* Instrução: Reescreva o trecho sobre utopia e progresso começando em "Mas, a despeito" e seguindo até "agradável aos homens.", substituindo "felicidade" por "realização".

Mas, a despeito desta esperança escatológica cristã, o fato é que sempre houve ao longo da história dos povos em geral, e da cristandade ocidental em particular, uma tendência para unir forças em torno de uma causa maior e trans histórica que acabaram nas ideais políticas modernas levando o nome de utopias. Este estado utópico de ajuste social e de possível felicidade humana na terra passou a ser considerado não mais como um valor religioso direcionado pela vontade ativa de Deus junto aos homens, mas foi reinterpretado como uma missão humana de deixar para cada geração um tipo de melhoria que faça a vida em sociedade ser mais fácil e agradável aos homens. 

O pensamento de triunfo metafísico do reino de Deus foi reformulado pela filosofia moderna, e passou a ser considerado o mero direcionamento do espírito absoluto que, segundo Hegel, dialeticamente orientaria as ações históricas dos homens na terra. Mas, é importante destacar que esta ideia de progresso refeita pelos racionalismos modernos não está baseado na noção de eternidade individual (tal qual o cristianismo primitivo pregou), mas no aniquilamento da vontade e do valor dos indivíduos. Pois os indivíduos seriam meros ‘acidentes’ colocados a serviço do grande empreendimento abstrato da racionalidade impessoal que sintetizaria no tempo e espaço o significado dos homens individuais que tem apenas vidas curtas e passageiras. Ou seja, o progresso segundo a razão filosófica moderna perdeu seu contato com os ideais heroicos que impregnaram a história dos povos antigos, e que inclusive se expressou na era cristã por meio do heroísmo ‘invertido’ dos mártires da fé.

* Dados fornecidos:
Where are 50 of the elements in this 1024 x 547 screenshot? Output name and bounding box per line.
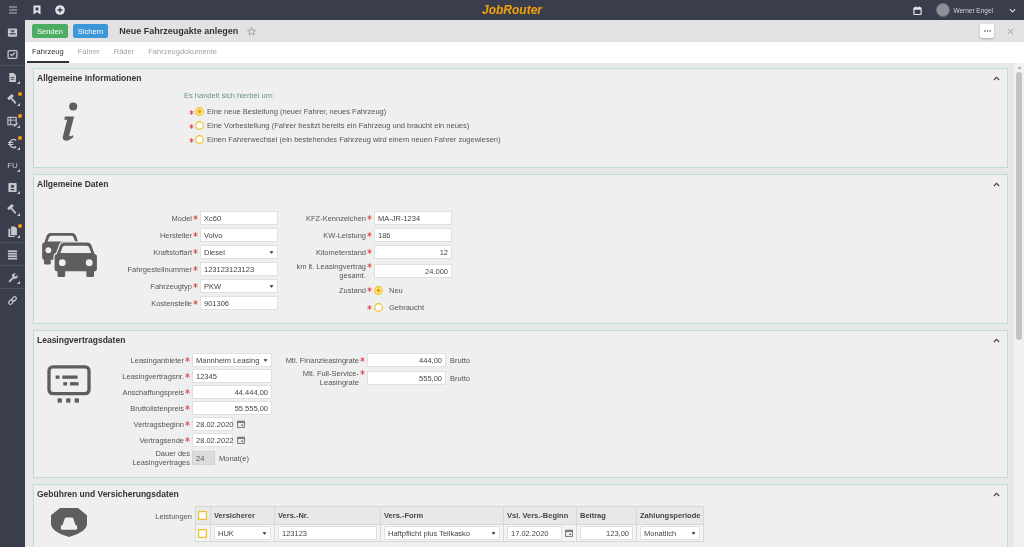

* Resposta:
Mas, a despeito desta esperança escatológica cristã, o fato é que sempre houve ao longo da história dos povos em geral, e da cristandade ocidental em particular, uma tendência para unir forças em torno de uma causa maior e trans histórica que acabaram nas ideais políticas modernas levando o nome de utopias. Este estado utópico de ajuste social e de possível realização humana na terra passou a ser considerado não mais como um valor religioso direcionado pela vontade ativa de Deus junto aos homens, mas foi reinterpretado como uma missão humana de deixar para cada geração um tipo de melhoria que faça a vida em sociedade ser mais fácil e agradável aos homens.